## begin STORED DATA
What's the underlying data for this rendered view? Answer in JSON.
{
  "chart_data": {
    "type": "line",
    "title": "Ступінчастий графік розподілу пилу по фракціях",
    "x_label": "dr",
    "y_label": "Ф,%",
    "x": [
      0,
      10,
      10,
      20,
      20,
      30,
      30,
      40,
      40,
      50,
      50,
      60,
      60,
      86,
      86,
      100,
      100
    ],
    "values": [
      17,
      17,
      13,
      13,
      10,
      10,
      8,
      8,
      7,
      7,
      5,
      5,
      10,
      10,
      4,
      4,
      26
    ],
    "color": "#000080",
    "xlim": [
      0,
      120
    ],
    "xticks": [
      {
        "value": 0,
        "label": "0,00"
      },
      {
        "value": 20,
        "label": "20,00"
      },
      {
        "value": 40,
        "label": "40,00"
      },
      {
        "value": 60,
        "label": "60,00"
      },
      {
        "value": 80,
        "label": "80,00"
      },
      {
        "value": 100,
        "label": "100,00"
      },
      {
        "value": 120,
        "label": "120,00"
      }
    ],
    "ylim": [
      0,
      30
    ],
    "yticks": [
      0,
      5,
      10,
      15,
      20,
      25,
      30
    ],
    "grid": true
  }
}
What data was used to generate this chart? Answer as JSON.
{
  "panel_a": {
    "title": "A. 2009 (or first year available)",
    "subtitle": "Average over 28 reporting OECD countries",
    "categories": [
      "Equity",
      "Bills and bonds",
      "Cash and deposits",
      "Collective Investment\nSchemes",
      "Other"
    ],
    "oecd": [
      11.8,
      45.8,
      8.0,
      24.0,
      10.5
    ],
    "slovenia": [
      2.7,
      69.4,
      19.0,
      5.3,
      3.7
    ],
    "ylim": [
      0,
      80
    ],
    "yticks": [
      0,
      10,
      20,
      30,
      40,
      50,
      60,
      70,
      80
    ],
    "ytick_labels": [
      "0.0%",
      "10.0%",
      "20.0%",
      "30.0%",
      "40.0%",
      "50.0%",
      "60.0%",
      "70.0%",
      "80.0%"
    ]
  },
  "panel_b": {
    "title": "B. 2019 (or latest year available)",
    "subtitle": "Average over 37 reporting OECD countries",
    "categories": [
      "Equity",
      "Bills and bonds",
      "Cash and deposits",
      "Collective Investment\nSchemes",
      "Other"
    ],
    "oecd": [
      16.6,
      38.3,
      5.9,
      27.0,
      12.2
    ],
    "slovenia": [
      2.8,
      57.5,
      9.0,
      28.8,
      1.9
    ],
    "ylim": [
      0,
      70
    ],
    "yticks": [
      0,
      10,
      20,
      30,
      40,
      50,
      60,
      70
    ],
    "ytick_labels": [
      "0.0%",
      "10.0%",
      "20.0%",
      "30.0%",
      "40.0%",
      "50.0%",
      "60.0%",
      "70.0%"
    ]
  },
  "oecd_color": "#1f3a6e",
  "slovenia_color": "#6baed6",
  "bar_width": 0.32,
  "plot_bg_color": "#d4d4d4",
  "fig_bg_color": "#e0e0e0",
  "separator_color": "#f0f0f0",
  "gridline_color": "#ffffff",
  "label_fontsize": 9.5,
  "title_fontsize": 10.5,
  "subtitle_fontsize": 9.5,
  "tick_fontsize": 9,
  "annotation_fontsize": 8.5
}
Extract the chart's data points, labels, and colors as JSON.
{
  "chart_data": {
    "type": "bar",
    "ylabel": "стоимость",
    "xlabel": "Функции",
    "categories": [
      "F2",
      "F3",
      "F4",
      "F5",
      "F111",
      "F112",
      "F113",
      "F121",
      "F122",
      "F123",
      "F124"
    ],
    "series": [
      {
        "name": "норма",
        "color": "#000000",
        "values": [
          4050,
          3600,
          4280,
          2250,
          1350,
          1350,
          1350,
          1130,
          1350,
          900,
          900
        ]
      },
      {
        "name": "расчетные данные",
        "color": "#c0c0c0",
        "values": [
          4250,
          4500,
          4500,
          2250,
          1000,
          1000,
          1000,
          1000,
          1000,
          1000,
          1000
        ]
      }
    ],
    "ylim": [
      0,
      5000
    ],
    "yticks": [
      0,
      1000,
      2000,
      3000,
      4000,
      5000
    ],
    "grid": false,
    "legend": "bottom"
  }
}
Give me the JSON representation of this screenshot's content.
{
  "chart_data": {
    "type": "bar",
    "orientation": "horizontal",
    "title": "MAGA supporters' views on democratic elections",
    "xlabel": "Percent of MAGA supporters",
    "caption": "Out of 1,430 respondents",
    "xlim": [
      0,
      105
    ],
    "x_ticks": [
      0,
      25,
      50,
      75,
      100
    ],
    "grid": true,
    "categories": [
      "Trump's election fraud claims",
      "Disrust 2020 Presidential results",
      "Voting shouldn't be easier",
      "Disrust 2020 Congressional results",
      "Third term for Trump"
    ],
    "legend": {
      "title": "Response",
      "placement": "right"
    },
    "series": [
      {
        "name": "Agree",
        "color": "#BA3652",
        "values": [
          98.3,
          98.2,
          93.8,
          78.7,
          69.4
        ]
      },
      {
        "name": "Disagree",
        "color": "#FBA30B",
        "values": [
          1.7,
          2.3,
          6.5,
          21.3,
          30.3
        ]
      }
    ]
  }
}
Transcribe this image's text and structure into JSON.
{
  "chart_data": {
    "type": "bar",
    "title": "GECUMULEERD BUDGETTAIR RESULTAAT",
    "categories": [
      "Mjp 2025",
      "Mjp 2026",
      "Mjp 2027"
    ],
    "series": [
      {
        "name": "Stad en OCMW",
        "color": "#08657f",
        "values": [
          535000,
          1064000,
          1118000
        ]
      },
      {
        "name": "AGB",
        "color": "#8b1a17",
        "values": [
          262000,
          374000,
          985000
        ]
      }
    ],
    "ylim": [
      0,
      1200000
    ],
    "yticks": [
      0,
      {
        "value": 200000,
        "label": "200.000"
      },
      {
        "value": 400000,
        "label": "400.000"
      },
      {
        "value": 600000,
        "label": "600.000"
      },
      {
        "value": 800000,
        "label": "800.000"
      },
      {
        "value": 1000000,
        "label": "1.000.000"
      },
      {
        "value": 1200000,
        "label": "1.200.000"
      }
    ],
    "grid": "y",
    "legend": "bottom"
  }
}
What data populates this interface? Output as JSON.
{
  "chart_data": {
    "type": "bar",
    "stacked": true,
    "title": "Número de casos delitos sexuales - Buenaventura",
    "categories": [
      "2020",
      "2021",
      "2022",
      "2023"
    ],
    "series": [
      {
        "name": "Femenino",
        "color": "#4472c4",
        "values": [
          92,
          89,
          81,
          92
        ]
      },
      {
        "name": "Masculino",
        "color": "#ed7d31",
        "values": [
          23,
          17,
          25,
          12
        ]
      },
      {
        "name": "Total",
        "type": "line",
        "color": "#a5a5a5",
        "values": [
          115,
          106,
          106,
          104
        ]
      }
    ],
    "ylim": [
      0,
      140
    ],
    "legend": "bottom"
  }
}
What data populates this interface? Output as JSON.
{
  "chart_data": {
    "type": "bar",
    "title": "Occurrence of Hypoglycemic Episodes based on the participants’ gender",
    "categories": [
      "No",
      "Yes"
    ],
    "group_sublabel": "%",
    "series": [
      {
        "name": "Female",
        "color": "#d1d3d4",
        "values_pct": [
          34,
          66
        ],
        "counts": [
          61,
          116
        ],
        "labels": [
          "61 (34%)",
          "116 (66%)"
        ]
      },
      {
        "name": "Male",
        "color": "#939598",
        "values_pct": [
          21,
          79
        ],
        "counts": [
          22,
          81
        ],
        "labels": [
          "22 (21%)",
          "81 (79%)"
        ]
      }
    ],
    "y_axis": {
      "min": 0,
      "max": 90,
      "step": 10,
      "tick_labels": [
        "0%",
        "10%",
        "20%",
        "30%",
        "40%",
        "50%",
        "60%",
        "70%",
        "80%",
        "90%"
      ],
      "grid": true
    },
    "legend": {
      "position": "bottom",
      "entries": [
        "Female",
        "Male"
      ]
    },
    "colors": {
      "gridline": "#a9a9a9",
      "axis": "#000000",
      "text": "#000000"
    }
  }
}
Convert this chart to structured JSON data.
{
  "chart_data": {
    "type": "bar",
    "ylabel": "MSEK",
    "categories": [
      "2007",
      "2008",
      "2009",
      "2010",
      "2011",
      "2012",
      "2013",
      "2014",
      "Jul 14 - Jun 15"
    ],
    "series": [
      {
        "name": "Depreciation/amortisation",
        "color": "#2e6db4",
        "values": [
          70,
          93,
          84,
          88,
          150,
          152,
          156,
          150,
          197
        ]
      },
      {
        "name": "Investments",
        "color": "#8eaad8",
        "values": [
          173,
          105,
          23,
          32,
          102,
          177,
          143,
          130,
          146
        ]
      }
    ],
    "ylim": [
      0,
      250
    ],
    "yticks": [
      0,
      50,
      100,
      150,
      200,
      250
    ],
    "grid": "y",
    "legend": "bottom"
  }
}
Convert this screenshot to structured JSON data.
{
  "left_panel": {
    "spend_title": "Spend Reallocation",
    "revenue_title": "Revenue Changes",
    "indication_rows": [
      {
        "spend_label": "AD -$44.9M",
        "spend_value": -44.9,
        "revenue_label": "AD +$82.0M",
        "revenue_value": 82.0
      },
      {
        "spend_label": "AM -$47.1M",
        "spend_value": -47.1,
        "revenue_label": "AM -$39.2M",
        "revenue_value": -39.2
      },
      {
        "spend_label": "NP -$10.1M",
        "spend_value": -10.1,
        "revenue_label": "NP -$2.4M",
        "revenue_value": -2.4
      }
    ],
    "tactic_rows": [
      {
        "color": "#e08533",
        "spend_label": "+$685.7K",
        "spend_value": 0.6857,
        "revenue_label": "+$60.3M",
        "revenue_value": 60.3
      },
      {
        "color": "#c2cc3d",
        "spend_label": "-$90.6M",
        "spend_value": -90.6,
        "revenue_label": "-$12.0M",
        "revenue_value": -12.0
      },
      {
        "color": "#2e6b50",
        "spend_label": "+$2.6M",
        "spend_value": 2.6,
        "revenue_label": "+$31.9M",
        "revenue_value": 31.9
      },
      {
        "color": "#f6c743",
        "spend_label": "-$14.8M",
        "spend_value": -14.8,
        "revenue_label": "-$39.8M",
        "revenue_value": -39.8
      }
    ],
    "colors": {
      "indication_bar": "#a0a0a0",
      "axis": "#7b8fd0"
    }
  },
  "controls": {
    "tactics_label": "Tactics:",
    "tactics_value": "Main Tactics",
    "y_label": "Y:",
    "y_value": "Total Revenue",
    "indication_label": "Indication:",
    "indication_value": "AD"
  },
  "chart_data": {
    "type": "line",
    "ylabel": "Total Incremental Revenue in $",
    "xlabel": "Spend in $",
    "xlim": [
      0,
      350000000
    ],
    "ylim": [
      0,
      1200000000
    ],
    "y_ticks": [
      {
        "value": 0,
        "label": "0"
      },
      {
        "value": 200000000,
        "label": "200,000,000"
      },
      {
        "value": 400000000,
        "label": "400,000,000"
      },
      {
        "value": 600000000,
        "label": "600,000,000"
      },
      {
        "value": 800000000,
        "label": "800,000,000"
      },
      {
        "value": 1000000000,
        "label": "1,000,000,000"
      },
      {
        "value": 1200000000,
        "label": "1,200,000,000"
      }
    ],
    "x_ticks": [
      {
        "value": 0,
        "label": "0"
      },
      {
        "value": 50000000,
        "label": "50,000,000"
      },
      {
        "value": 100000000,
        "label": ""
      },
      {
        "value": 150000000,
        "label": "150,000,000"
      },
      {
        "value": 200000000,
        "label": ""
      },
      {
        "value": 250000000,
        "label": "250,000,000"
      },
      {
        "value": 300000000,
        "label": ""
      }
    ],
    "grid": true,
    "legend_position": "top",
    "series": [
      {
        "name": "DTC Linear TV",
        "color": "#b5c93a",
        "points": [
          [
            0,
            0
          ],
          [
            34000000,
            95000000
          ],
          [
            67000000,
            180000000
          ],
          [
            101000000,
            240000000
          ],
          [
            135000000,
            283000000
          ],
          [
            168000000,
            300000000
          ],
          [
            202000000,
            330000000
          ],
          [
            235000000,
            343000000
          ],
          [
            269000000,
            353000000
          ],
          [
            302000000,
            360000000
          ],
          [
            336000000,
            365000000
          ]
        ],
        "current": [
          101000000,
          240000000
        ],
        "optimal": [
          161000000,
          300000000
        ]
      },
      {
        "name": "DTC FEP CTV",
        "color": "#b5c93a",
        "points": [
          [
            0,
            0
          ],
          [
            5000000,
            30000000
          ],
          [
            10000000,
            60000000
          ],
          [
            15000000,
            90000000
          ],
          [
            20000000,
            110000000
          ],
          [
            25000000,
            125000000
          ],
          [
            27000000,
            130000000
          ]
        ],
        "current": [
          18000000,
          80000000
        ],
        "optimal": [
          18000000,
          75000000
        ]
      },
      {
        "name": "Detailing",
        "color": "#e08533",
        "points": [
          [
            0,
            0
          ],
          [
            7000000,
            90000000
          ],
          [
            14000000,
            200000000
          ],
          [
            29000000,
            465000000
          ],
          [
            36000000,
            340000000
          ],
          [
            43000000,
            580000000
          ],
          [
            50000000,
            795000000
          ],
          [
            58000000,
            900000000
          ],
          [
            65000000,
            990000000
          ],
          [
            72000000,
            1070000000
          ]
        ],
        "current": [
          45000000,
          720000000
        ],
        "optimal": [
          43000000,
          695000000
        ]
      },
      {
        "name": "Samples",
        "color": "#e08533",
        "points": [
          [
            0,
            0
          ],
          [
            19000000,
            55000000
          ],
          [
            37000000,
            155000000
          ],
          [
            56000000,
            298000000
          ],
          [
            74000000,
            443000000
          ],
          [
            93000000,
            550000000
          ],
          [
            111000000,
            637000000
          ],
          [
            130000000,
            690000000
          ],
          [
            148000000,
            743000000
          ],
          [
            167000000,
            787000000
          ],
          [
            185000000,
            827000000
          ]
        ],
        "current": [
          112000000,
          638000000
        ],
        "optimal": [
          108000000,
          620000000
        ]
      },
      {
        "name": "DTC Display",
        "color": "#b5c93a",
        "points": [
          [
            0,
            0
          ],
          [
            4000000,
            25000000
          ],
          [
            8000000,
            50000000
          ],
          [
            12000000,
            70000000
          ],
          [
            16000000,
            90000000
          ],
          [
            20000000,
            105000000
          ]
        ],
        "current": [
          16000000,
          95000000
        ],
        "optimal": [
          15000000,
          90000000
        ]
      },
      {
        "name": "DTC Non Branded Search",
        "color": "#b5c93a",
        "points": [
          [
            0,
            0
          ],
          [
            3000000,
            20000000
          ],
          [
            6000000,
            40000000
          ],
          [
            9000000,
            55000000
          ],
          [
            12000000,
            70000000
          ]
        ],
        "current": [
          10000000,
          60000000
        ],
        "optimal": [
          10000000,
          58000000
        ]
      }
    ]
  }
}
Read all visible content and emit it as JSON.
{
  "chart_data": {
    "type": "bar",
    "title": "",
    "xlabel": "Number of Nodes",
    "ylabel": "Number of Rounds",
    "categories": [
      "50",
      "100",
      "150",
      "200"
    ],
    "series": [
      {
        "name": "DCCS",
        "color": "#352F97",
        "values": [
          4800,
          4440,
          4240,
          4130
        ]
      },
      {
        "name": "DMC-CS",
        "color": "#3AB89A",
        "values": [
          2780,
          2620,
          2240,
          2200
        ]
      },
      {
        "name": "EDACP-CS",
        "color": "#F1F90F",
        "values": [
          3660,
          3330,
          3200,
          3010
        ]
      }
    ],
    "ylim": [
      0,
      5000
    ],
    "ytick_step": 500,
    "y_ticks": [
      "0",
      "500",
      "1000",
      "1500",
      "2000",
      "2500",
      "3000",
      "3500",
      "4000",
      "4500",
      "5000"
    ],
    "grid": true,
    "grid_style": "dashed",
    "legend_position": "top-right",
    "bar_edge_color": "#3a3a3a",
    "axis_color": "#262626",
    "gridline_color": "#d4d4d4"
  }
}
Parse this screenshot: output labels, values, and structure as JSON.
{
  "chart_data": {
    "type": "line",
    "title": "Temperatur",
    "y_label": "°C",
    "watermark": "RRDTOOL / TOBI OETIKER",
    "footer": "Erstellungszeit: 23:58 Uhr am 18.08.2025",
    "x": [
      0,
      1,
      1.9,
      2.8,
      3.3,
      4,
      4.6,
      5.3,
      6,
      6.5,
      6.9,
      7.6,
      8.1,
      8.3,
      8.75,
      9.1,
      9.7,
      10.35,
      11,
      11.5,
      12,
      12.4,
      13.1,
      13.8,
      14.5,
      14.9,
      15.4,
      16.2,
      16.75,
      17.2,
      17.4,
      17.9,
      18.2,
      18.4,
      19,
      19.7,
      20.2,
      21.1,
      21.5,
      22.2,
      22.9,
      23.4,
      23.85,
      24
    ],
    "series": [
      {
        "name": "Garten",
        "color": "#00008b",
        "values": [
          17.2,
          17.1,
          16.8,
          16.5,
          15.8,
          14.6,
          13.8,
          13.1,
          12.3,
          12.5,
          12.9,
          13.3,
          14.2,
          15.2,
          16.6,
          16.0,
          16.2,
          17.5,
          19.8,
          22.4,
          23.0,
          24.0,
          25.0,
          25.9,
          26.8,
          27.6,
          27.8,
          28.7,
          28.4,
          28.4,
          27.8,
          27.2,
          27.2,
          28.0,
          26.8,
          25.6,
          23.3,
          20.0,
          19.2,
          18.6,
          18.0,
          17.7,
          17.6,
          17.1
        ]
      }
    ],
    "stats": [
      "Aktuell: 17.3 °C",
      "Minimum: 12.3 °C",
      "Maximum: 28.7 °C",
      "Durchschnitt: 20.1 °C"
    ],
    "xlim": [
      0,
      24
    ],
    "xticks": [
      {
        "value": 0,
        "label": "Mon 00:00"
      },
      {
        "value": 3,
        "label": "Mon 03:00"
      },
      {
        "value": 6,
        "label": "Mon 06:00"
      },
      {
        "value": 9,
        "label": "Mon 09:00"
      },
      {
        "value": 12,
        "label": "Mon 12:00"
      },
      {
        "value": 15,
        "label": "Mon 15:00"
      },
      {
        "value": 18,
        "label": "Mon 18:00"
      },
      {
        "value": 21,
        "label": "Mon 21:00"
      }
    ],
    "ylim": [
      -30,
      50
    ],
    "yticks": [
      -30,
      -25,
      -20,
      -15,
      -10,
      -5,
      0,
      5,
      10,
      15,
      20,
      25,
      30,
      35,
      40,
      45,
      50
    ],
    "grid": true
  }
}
## end STORED DATA
Identify and extract each line of the listing that contains "Tactics".

    "tactics_label": "Tactics:",
    "tactics_value": "Main Tactics",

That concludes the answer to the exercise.